§ Статья
··········

Борис Сазонов Понятие «проблема» и процессы проблематизации в ммк как ключевые для понимания методологического мышления1
Аристотелевские корни теории знака Г.П. Щедровицкого
В методе восхождения одно из важных мест занимает понятие «клеточки» – той мыслительной единицы, с которой восхождение начинается. Суть клеточки в том, что будучи простейшим мыслительным образованием, исходной точкой в процессе восходящего мышления она в зародыше несет на себе свойства финального целого (Для Маркса отношение «товар-деньги-товар» было клеточкой всей системы капиталистических отношений.) Существенно, что в каждом исследовании по методу восхождения должна задаваться своя, конкретная предметная клеточка, релевантная финальному предметному целому-понятию. Щедровицкий, выстраивая общую теорию мышления и имея в виду восхождение в качестве центрального метода для построения понятий, должен был, по идее, найти некую универсальную клеточку – не ту или иную научно-предметную данность, в которой присутствует мышление, а его клеточку как такового. С этой целью он конструирует схему субстрат-атрибутивного знания, которая, фактически, берет начало в конструкциях аристотелевой логики и ее протянутых до современности традициях. Исследованию этой клеточки ГП посвящает теорию атрибутивного знания, отводя ей существенное место среди других своих работ.
В этом месте находится один из главных пунктов моих дискуссий с Георгием Петровичем относительно подходов к исследованию мышления. Мне представляется, что логико-философская линия, вытекающая из логических работ Аристотеля, в частности, противопоставление логики и грамматики («мышления» и «языка») является ошибкой, тиражируемой на протяжении тысячелетий. Мне также представляется, что тот гигантский объем работы, который был выполнен Георгием Петровичем в многочисленных рукописных текстах, докладах и статьях по поводу «знака», с одной стороны, следует той же традиции, а с другой – доводит до предела начатый Аристотелем подход, демонстрируя его тупики.
Что я имею в виду. Аристотель, решая «логическую» задачу на материале естественного языка (пытаясь найти законы движения, позволяющие отличить истинные высказывания от ложных) уходит от развитой к этому времени грамматической действительности и проделывает простую процедуру – обычное грамматическое предложение сводит к форме «субстрат-атрибутивного знания» – «А есть Б», где «Б» есть предикат или атрибут (свойство) по отношению к сущности (предмету) «А». Но одновременно Аристотель и «А» и «Б» рассмотрел в качестве принадлежащих одной и той же действительности «сущего», как рядоположенные сущности, между которыми может быть установлено отношение соприналежности («человек» есть «смертное», среди «смертных» находится «человек»; «роза» есть «белое» и т.д.). Традиционная, то есть аристотелева логика о них говорит как о классах (множествах), члены которого обладают определенным содержанием-свойствами, а совокупность членов характеризует объем класса. Благодаря принадлежности свойств членов одного класса членам другого, классы могут пересекаться, в том числе демонстрируя родовидовые отношения. Отношения между классами сущностей позволяют строить логические выводы, в частности, силлогизмы. Принципиально важно, что единицами такого силлогистического мышления являются термины (слова, группы слов). «Понятие» в аристотелевой логике привязано к такому термину (термин выступает знаковой формой понятия с его «содержанием» – свойствами членов класса). «Знак» из действительности «речи-языка» в качестве семиотической единицы также является генетическим продуктом такой логической трансформации грамматического предложения.12
Важно также отметить, что такое движение по сущностям-предметам в принципе можно исследовать безотносительно к исходным грамматическим конструкциям, трансформируя их сообразно логическим формам (формулам). Логика в этом случае становится одним из разделов математики, а в качестве приложений может служить, скажем, решение задач по построению системы релейных связей.

··········

(Записи областей макета)
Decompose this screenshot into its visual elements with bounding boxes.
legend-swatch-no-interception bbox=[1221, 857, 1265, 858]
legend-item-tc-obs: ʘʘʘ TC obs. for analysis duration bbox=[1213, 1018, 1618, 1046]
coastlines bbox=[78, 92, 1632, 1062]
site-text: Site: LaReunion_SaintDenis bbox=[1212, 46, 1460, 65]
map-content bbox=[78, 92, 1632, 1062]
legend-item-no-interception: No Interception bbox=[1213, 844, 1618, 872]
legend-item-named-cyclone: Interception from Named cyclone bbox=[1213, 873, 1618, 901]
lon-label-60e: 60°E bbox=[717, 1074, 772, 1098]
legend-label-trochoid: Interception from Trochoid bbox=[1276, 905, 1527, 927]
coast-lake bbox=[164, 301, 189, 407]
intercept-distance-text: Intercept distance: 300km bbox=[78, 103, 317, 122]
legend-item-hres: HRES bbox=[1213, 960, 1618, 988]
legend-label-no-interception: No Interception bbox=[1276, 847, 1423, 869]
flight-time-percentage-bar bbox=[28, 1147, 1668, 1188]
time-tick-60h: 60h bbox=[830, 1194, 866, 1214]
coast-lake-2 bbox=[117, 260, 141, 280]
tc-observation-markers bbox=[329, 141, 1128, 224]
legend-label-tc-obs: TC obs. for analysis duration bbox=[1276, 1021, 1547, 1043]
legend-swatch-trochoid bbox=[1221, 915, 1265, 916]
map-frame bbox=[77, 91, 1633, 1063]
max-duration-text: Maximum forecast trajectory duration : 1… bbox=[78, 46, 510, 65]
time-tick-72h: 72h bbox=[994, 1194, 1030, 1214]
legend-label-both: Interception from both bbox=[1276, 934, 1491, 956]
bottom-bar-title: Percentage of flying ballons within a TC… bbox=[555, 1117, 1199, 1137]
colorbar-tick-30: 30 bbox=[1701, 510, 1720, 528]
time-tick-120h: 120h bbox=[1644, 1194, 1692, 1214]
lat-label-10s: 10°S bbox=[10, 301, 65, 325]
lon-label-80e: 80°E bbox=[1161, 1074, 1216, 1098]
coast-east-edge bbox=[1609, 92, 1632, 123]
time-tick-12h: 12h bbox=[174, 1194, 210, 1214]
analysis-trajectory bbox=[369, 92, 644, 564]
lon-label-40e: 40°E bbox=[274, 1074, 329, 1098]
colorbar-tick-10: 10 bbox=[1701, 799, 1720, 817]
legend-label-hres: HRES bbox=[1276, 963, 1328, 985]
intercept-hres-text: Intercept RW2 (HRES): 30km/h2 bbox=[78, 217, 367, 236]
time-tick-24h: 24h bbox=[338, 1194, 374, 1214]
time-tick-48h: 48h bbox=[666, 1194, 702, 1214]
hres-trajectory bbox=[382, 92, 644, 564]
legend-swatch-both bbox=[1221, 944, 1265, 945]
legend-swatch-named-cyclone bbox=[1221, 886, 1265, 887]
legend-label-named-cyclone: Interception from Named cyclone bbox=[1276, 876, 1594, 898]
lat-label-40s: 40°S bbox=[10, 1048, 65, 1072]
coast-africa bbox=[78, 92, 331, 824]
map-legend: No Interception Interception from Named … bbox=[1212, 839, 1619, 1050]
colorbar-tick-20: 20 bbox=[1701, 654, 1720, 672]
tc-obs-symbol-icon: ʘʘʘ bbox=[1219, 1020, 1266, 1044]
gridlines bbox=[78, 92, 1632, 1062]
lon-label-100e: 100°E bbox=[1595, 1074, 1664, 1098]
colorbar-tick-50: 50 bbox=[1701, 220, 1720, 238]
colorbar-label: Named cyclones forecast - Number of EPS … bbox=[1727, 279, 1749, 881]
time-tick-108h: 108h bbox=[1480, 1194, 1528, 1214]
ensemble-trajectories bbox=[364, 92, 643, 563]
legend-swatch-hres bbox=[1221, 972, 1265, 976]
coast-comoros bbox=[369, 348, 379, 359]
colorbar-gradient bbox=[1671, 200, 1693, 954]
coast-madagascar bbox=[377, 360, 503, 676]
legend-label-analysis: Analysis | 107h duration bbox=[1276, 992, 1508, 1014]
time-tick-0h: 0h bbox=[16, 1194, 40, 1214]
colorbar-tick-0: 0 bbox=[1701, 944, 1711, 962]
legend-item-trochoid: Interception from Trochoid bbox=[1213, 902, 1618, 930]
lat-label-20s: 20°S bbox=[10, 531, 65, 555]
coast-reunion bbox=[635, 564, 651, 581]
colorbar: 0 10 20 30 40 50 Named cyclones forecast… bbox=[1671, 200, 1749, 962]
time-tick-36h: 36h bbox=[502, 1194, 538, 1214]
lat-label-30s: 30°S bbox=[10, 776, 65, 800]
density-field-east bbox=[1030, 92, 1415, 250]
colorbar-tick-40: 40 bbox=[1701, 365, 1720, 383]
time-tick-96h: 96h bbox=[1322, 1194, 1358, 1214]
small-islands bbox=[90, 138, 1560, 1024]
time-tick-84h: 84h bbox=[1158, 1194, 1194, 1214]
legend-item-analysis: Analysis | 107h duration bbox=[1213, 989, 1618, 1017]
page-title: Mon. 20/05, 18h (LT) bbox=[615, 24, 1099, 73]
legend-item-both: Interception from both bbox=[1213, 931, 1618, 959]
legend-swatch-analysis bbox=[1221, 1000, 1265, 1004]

··········

§ Задания
**A)** Повторите фрагмент статьи от слов «В этом месте» до слов «демонстрируя его тупики.».
**B)** Определите, пожалуйста, согласуются ли со статьей утверждения ниже. Ответьте «да» или «нет» и приведите точную цитату из статьи, которая это решает.
(i) По Аристотелю, обычное грамматическое предложение сводится к форме «А есть Б».
(ii) Для Маркса клеточкой всей системы капиталистических отношений было отношение «капитал-труд».
(iii) Единицами силлогистического мышления являются предложения.
**C)** Ответьте по статье на вопросы:
(i) Как называется мыслительная единица, с которой начинается восхождение?
(ii) Какую схему конструирует Щедровицкий, чтобы найти универсальную клеточку мышления?
(iii) Разделом какой науки становится логика, если исследовать движение по сущностям-предметам безотносительно к исходным грамматическим конструкциям?

§ Ответы
**A)**
В этом месте находится один из главных пунктов моих дискуссий с Георгием Петровичем относительно подходов к исследованию мышления. Мне представляется, что логико-философская линия, вытекающая из логических работ Аристотеля, в частности, противопоставление логики и грамматики («мышления» и «языка») является ошибкой, тиражируемой на протяжении тысячелетий. Мне также представляется, что тот гигантский объем работы, который был выполнен Георгием Петровичем в многочисленных рукописных текстах, докладах и статьях по поводу «знака», с одной стороны, следует той же традиции, а с другой – доводит до предела начатый Аристотелем подход, демонстрируя его тупики.

**B)**
(i) Да: «обычное грамматическое предложение сводит к форме «субстрат-атрибутивного знания» – «А есть Б»».
(ii) Нет: «Для Маркса отношение «товар-деньги-товар» было клеточкой всей системы капиталистических отношений».
(iii) Нет: «единицами такого силлогистического мышления являются термины (слова, группы слов)».

**C)**
(i) «Клеточка».
(ii) Схему субстрат-атрибутивного знания.
(iii) Математики.